## Exercise
Collect each line of the records containing the string "categorías".

## Some records
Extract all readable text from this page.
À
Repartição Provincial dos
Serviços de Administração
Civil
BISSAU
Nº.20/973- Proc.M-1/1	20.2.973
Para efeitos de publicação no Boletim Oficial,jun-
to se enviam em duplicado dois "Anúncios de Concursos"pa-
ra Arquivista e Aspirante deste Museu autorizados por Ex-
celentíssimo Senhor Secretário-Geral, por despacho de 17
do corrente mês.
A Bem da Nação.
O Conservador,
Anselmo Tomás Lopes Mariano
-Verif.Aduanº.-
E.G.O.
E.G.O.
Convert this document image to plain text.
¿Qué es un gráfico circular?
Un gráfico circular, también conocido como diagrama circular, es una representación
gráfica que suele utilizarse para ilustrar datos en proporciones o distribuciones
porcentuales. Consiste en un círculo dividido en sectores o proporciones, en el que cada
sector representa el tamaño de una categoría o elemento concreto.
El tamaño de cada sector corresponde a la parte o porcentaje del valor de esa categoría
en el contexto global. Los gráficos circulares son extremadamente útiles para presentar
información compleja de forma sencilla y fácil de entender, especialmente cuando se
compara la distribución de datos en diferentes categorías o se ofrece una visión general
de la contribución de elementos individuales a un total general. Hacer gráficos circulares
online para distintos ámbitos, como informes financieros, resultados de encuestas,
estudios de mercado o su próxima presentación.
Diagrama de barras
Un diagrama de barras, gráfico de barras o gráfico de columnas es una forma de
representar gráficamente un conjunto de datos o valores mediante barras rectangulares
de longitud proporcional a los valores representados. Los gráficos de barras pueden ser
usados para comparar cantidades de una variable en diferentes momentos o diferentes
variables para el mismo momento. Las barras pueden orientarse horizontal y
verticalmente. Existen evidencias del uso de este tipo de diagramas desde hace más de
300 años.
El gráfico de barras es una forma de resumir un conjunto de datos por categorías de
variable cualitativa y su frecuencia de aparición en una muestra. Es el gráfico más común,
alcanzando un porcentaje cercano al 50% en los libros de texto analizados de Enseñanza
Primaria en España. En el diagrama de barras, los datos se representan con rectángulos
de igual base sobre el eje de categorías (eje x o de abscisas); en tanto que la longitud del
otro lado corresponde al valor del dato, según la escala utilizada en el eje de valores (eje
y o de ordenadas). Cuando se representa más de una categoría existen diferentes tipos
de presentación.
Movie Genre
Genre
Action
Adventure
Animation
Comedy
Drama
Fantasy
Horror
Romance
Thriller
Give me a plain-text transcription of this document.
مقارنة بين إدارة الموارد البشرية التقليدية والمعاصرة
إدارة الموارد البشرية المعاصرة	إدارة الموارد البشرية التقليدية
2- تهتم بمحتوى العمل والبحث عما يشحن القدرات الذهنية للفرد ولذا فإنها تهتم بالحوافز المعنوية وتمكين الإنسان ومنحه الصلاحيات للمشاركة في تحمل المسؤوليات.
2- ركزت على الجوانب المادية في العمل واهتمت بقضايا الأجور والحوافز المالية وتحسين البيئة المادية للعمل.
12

## Completed exercise
compara la distribución de datos en diferentes categorías o se ofrece una visión general
El gráfico de barras es una forma de resumir un conjunto de datos por categorías de
de igual base sobre el eje de categorías (eje x o de abscisas); en tanto que la longitud del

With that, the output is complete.